▸ **Work instructions**: Below is a listing; copy all of it exactly.

▸ **Recorded data**:
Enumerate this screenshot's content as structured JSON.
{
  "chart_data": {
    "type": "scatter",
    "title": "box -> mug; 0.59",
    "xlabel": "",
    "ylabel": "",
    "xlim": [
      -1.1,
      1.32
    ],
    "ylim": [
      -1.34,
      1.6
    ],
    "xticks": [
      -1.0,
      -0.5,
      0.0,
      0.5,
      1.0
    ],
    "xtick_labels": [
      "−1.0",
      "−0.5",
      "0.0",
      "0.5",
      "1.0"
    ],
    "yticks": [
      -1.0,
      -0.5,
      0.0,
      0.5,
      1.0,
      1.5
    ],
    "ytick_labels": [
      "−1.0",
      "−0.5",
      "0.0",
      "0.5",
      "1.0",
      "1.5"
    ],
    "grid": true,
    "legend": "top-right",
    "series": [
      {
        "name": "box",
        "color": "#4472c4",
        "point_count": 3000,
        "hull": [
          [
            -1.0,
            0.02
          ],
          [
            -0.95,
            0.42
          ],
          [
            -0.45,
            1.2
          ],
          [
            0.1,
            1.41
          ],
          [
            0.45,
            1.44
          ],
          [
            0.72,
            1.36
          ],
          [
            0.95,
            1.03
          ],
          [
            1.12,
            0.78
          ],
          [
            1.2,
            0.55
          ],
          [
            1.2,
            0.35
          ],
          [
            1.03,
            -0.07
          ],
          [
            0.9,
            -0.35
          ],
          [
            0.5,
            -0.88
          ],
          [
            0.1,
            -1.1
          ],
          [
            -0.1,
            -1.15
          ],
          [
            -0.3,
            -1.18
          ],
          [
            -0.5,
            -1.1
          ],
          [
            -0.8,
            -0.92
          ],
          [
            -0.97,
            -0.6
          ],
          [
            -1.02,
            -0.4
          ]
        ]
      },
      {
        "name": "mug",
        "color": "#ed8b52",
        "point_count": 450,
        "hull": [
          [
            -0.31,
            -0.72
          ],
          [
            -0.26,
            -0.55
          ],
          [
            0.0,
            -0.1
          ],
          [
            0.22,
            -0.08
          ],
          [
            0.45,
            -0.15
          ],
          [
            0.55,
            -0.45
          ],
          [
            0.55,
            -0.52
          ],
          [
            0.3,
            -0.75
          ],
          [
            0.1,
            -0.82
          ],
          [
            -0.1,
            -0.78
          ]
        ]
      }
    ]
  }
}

▸ **Complete answer**:
Enumerate this screenshot's content as structured JSON.
{
  "chart_data": {
    "type": "scatter",
    "title": "box -> mug; 0.59",
    "xlabel": "",
    "ylabel": "",
    "xlim": [
      -1.1,
      1.32
    ],
    "ylim": [
      -1.34,
      1.6
    ],
    "xticks": [
      -1.0,
      -0.5,
      0.0,
      0.5,
      1.0
    ],
    "xtick_labels": [
      "−1.0",
      "−0.5",
      "0.0",
      "0.5",
      "1.0"
    ],
    "yticks": [
      -1.0,
      -0.5,
      0.0,
      0.5,
      1.0,
      1.5
    ],
    "ytick_labels": [
      "−1.0",
      "−0.5",
      "0.0",
      "0.5",
      "1.0",
      "1.5"
    ],
    "grid": true,
    "legend": "top-right",
    "series": [
      {
        "name": "box",
        "color": "#4472c4",
        "point_count": 3000,
        "hull": [
          [
            -1.0,
            0.02
          ],
          [
            -0.95,
            0.42
          ],
          [
            -0.45,
            1.2
          ],
          [
            0.1,
            1.41
          ],
          [
            0.45,
            1.44
          ],
          [
            0.72,
            1.36
          ],
          [
            0.95,
            1.03
          ],
          [
            1.12,
            0.78
          ],
          [
            1.2,
            0.55
          ],
          [
            1.2,
            0.35
          ],
          [
            1.03,
            -0.07
          ],
          [
            0.9,
            -0.35
          ],
          [
            0.5,
            -0.88
          ],
          [
            0.1,
            -1.1
          ],
          [
            -0.1,
            -1.15
          ],
          [
            -0.3,
            -1.18
          ],
          [
            -0.5,
            -1.1
          ],
          [
            -0.8,
            -0.92
          ],
          [
            -0.97,
            -0.6
          ],
          [
            -1.02,
            -0.4
          ]
        ]
      },
      {
        "name": "mug",
        "color": "#ed8b52",
        "point_count": 450,
        "hull": [
          [
            -0.31,
            -0.72
          ],
          [
            -0.26,
            -0.55
          ],
          [
            0.0,
            -0.1
          ],
          [
            0.22,
            -0.08
          ],
          [
            0.45,
            -0.15
          ],
          [
            0.55,
            -0.45
          ],
          [
            0.55,
            -0.52
          ],
          [
            0.3,
            -0.75
          ],
          [
            0.1,
            -0.82
          ],
          [
            -0.1,
            -0.78
          ]
        ]
      }
    ]
  }
}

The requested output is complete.